(Data items)
BEGIN

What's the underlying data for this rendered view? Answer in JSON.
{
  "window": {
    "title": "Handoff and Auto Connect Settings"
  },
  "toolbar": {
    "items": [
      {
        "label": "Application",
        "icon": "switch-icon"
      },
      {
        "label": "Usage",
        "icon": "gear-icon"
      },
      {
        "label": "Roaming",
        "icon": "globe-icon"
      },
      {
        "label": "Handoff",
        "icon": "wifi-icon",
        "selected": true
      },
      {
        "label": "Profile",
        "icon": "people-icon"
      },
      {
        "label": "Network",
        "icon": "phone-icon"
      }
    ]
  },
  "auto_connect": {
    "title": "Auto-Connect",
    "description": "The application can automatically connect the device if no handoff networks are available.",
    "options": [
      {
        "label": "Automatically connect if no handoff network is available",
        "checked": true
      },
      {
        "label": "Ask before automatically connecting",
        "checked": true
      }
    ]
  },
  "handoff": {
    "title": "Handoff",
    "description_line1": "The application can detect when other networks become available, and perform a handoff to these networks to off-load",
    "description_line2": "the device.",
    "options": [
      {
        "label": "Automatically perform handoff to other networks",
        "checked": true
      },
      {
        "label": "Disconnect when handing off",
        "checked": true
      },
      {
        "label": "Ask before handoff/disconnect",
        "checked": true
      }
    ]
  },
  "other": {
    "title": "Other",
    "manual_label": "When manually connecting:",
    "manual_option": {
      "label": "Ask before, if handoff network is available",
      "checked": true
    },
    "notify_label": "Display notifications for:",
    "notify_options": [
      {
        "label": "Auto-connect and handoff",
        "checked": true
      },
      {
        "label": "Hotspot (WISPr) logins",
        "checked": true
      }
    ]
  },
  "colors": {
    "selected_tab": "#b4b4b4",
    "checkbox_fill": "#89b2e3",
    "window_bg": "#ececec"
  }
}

END

SET PROBLEM: Write the listing out again, exactly as it reads.

OUTPUT:
What's the underlying data for this rendered view? Answer in JSON.
{
  "window": {
    "title": "Handoff and Auto Connect Settings"
  },
  "toolbar": {
    "items": [
      {
        "label": "Application",
        "icon": "switch-icon"
      },
      {
        "label": "Usage",
        "icon": "gear-icon"
      },
      {
        "label": "Roaming",
        "icon": "globe-icon"
      },
      {
        "label": "Handoff",
        "icon": "wifi-icon",
        "selected": true
      },
      {
        "label": "Profile",
        "icon": "people-icon"
      },
      {
        "label": "Network",
        "icon": "phone-icon"
      }
    ]
  },
  "auto_connect": {
    "title": "Auto-Connect",
    "description": "The application can automatically connect the device if no handoff networks are available.",
    "options": [
      {
        "label": "Automatically connect if no handoff network is available",
        "checked": true
      },
      {
        "label": "Ask before automatically connecting",
        "checked": true
      }
    ]
  },
  "handoff": {
    "title": "Handoff",
    "description_line1": "The application can detect when other networks become available, and perform a handoff to these networks to off-load",
    "description_line2": "the device.",
    "options": [
      {
        "label": "Automatically perform handoff to other networks",
        "checked": true
      },
      {
        "label": "Disconnect when handing off",
        "checked": true
      },
      {
        "label": "Ask before handoff/disconnect",
        "checked": true
      }
    ]
  },
  "other": {
    "title": "Other",
    "manual_label": "When manually connecting:",
    "manual_option": {
      "label": "Ask before, if handoff network is available",
      "checked": true
    },
    "notify_label": "Display notifications for:",
    "notify_options": [
      {
        "label": "Auto-connect and handoff",
        "checked": true
      },
      {
        "label": "Hotspot (WISPr) logins",
        "checked": true
      }
    ]
  },
  "colors": {
    "selected_tab": "#b4b4b4",
    "checkbox_fill": "#89b2e3",
    "window_bg": "#ececec"
  }
}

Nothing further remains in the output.